## begin Exercise input

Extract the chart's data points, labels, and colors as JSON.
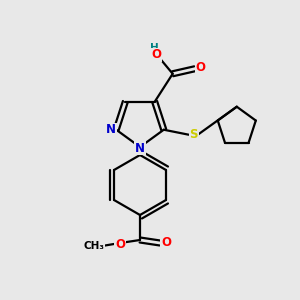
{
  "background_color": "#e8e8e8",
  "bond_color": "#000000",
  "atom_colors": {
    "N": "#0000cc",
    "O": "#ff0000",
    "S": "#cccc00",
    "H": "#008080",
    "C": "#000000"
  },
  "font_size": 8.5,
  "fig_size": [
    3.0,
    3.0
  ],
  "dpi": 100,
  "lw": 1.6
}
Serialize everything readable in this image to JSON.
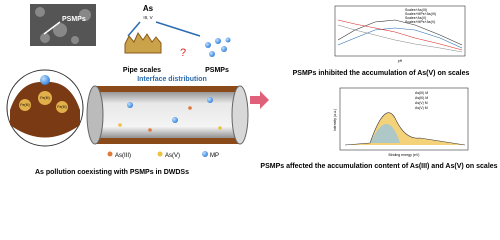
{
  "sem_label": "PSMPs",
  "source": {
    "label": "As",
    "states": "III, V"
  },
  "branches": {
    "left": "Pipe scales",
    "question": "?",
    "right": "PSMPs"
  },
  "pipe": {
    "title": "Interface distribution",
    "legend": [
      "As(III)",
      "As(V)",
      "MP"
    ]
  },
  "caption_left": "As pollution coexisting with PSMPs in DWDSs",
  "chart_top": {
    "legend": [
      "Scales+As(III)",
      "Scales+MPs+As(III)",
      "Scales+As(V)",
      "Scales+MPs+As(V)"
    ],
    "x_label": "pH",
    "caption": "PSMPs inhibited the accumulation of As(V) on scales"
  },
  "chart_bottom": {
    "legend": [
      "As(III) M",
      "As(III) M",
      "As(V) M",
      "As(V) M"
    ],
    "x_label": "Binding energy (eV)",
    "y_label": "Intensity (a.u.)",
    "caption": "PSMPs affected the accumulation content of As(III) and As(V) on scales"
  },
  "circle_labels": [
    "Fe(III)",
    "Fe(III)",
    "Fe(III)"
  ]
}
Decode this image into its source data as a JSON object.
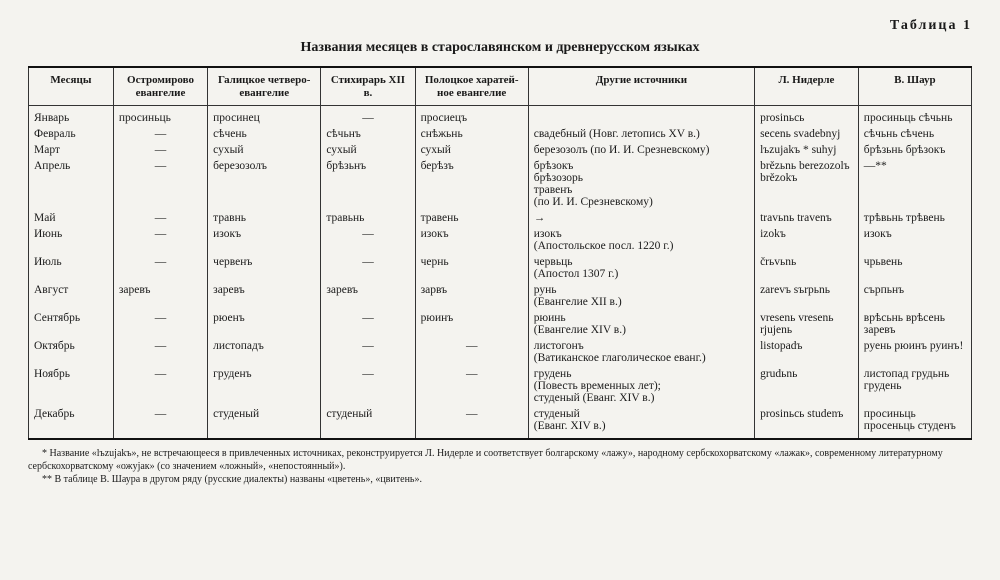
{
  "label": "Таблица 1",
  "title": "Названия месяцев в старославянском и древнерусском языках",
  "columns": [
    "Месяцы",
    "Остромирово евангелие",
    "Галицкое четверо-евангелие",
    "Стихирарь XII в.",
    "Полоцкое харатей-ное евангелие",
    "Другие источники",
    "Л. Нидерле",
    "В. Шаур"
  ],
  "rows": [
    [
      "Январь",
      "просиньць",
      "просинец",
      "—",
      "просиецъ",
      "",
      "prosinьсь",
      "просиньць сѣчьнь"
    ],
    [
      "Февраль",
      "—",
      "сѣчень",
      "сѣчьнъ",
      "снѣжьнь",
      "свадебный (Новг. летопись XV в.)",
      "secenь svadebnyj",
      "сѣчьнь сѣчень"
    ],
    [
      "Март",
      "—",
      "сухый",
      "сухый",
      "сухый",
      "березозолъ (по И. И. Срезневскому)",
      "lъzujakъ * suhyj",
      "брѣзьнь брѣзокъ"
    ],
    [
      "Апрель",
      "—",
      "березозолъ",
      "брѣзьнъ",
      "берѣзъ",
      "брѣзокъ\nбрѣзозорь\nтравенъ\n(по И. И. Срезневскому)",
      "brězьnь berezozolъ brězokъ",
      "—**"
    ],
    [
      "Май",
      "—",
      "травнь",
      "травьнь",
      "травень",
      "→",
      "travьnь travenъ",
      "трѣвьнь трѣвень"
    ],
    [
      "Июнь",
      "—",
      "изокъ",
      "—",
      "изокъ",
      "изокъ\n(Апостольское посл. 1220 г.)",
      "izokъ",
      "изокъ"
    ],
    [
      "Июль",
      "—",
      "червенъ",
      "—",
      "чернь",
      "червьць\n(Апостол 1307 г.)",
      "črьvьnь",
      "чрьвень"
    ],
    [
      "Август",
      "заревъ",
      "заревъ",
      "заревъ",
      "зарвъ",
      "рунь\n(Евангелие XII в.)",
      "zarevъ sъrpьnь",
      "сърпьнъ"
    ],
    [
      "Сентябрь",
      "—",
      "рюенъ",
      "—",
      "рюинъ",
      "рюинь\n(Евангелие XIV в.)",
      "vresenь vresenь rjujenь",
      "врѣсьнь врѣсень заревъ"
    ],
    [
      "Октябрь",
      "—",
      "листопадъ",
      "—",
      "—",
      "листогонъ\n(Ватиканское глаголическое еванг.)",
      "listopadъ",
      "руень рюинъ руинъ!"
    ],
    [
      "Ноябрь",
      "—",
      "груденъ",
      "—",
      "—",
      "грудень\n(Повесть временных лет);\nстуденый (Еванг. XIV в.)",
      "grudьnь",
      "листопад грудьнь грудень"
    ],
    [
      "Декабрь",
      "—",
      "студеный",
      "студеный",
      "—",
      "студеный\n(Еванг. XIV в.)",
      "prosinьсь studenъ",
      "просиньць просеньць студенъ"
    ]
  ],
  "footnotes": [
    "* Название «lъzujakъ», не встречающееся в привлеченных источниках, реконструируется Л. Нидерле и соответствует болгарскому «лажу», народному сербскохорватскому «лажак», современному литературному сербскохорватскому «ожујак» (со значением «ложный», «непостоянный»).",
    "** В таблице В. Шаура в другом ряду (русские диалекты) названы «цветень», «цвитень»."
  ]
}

## end Exercise input
## begin Exercise input

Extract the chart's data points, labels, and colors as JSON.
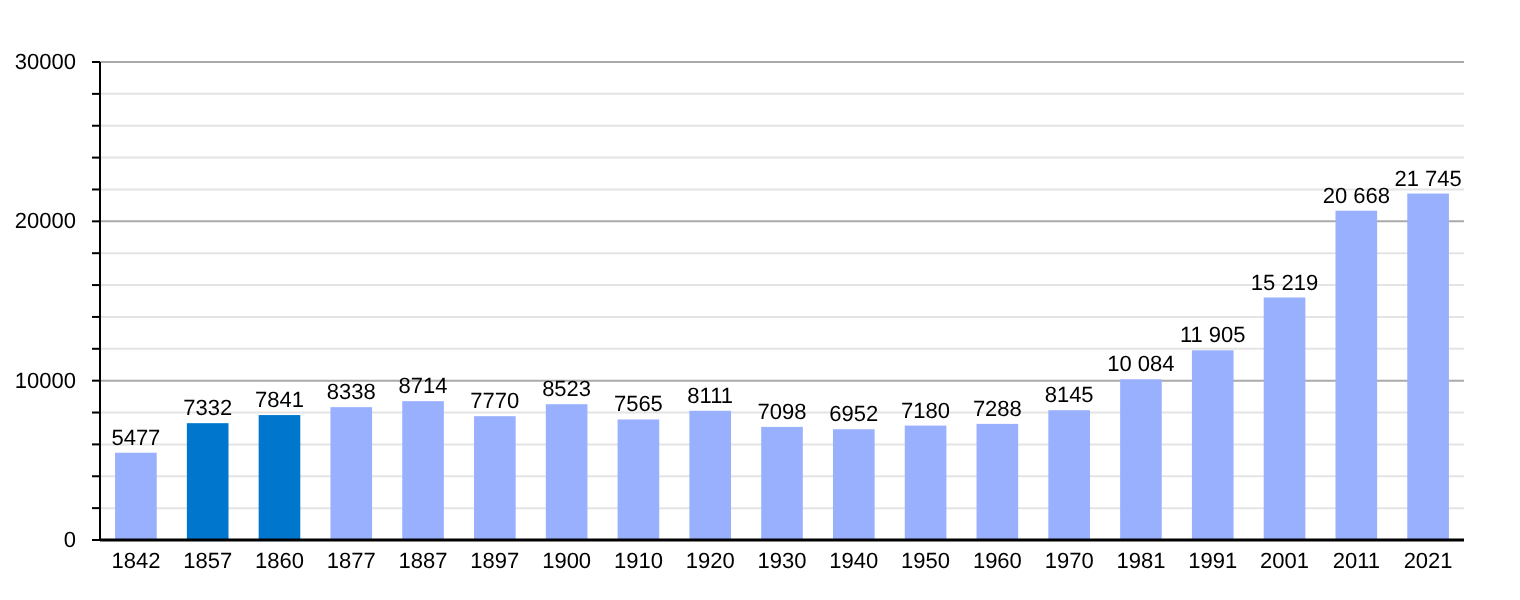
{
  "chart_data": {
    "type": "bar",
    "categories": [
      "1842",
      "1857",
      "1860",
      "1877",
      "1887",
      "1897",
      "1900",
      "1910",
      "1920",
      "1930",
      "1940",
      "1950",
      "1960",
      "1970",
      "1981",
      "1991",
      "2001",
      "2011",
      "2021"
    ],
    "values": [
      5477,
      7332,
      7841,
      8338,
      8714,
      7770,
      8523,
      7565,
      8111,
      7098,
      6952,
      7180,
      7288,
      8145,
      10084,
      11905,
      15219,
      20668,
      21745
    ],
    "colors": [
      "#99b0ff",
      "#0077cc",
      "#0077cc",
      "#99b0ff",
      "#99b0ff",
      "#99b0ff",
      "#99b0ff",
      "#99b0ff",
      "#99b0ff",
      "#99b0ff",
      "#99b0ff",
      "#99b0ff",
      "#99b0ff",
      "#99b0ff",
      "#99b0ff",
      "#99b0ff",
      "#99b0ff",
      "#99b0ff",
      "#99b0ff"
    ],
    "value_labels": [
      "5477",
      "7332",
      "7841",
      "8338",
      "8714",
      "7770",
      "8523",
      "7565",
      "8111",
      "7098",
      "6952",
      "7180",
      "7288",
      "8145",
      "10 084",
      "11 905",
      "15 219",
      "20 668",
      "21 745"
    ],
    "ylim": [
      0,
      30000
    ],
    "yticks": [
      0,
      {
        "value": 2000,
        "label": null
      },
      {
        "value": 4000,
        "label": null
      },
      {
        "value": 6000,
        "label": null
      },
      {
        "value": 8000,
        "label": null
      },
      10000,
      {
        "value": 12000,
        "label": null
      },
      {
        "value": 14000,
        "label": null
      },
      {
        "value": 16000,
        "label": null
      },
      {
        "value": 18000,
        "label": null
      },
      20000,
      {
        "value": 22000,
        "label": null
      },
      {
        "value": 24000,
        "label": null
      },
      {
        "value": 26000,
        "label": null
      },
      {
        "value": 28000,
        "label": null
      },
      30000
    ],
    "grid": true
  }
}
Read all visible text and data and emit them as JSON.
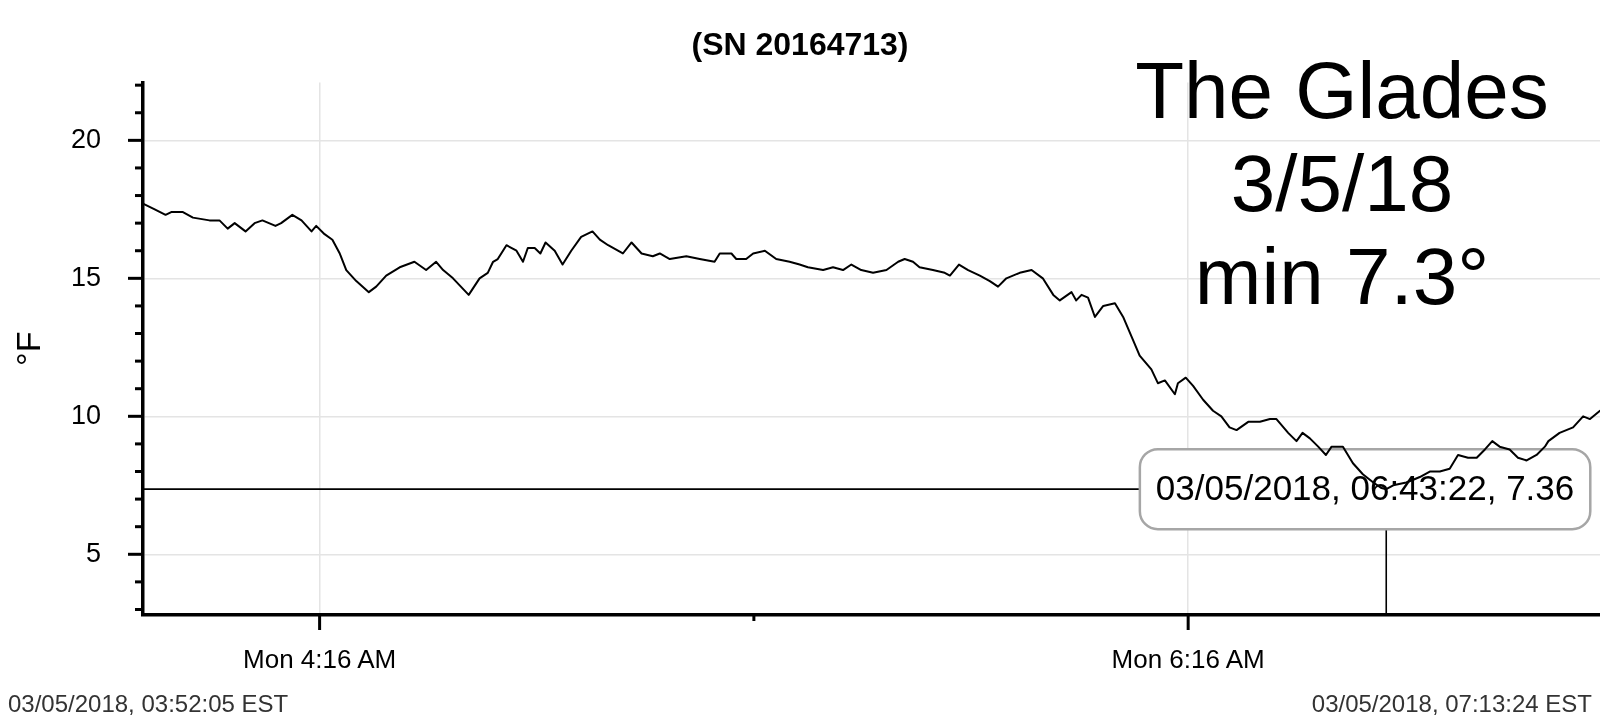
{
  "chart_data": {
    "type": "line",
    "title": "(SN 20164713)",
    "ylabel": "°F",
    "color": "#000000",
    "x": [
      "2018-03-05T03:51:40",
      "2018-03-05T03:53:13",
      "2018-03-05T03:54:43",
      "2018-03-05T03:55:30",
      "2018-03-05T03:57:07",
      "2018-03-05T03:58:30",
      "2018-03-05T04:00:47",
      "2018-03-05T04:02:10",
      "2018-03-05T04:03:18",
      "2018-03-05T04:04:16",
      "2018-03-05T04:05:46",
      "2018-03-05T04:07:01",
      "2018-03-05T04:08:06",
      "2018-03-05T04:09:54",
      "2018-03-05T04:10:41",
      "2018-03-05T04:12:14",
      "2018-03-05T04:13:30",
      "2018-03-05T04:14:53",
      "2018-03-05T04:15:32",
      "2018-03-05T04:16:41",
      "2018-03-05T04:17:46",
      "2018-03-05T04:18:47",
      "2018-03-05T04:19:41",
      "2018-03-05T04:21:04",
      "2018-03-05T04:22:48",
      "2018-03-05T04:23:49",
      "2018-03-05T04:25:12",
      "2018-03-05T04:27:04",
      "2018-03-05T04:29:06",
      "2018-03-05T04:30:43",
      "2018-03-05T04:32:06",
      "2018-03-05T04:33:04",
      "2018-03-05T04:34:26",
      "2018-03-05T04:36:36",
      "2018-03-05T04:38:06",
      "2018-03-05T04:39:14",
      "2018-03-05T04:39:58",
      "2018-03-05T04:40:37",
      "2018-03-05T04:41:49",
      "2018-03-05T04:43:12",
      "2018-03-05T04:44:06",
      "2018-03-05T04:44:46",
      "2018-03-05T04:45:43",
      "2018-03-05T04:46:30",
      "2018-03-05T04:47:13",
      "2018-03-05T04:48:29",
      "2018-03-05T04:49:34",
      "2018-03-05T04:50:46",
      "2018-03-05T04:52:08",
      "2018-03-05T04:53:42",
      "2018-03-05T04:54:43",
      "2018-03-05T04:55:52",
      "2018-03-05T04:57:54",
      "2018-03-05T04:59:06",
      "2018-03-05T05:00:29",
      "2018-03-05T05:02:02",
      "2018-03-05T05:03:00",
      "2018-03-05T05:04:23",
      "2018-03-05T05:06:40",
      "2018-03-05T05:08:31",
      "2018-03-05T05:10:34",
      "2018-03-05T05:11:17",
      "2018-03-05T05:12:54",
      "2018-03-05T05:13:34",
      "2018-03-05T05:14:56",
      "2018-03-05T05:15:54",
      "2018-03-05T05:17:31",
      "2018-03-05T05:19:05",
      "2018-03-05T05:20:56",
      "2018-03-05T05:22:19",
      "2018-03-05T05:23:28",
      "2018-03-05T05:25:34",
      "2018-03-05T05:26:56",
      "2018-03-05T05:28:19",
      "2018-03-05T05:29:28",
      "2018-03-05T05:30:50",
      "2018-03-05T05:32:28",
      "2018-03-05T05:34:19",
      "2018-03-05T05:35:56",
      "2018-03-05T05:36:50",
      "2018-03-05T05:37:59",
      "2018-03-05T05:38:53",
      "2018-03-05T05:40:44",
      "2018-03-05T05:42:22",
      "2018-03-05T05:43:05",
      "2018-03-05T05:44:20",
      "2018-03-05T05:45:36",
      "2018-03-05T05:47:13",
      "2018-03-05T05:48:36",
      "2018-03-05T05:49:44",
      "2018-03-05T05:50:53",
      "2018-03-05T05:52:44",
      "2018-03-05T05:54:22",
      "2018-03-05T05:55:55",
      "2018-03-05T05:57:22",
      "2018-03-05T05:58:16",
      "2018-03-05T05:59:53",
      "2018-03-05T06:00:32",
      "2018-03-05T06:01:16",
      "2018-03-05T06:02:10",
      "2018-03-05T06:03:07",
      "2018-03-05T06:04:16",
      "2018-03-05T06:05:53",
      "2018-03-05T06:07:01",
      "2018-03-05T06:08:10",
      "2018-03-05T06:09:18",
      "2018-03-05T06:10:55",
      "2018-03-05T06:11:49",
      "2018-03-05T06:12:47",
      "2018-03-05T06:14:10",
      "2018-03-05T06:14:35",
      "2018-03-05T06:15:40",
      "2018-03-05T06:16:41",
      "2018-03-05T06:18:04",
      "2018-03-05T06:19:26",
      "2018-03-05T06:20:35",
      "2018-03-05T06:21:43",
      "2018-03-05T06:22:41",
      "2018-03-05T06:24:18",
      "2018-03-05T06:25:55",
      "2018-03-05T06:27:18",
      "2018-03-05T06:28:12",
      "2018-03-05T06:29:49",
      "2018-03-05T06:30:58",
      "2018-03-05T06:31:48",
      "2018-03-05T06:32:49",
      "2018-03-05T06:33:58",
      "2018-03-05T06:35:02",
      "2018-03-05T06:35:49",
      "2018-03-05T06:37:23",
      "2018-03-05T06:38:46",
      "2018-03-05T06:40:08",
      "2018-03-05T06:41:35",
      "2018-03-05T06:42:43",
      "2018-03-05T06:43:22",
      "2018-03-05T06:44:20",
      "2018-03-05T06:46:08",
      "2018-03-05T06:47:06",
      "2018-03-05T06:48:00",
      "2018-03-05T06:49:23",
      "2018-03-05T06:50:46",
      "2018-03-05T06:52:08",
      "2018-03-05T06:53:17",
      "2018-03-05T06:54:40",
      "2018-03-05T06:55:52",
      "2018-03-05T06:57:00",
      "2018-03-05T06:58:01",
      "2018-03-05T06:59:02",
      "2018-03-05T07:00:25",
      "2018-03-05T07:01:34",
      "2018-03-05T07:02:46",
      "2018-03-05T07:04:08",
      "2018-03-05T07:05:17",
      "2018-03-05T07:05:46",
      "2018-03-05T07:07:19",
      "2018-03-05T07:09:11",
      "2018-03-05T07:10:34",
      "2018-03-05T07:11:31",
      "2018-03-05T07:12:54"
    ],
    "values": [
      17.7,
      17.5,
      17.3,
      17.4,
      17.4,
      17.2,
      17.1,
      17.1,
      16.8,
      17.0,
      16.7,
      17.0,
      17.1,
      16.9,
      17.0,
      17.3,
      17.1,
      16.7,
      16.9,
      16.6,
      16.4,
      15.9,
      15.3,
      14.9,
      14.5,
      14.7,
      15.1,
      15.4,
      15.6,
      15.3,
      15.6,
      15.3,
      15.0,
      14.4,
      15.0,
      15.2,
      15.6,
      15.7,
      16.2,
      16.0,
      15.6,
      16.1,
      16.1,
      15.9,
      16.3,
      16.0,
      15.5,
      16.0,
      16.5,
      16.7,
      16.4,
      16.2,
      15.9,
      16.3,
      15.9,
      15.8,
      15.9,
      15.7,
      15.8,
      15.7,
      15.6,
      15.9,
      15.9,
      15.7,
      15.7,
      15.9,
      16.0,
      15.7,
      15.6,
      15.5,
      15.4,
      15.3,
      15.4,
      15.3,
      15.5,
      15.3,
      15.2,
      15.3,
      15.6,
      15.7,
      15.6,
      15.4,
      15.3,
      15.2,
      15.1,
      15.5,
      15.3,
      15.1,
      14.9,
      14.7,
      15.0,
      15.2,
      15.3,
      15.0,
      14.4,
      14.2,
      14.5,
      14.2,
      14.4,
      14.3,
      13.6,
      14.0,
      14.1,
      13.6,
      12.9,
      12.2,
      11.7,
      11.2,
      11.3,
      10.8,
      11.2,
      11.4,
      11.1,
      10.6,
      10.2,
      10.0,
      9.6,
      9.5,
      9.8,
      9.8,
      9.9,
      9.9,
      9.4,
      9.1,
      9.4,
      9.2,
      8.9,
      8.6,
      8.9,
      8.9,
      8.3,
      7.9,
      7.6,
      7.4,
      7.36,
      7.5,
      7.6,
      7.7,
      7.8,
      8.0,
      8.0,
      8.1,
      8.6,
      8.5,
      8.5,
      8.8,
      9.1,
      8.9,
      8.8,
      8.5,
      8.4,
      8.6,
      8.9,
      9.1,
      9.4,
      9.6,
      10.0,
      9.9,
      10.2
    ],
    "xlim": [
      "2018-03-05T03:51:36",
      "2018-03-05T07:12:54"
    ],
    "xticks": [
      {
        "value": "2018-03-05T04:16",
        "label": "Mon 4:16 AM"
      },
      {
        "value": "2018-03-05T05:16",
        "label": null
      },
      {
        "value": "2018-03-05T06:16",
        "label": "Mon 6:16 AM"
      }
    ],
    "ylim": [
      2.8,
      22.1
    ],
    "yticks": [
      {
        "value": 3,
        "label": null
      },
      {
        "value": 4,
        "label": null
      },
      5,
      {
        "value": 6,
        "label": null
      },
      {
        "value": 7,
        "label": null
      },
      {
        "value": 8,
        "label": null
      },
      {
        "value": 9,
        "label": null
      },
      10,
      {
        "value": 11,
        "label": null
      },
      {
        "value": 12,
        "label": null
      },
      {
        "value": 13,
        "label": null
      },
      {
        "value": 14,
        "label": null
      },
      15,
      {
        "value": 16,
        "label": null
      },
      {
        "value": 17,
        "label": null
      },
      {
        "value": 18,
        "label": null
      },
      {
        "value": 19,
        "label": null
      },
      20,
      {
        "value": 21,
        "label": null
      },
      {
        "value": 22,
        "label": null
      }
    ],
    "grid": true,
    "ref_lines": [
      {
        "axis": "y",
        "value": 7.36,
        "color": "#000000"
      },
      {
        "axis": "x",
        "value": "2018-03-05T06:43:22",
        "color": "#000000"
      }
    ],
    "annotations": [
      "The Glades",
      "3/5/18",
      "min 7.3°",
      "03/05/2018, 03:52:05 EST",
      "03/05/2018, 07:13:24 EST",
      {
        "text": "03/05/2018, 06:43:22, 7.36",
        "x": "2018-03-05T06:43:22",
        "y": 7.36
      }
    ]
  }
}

## end Exercise input

What needs to be done =
Check each line of the listing above for the string "text", then report only how many lines have it.

Task output =
2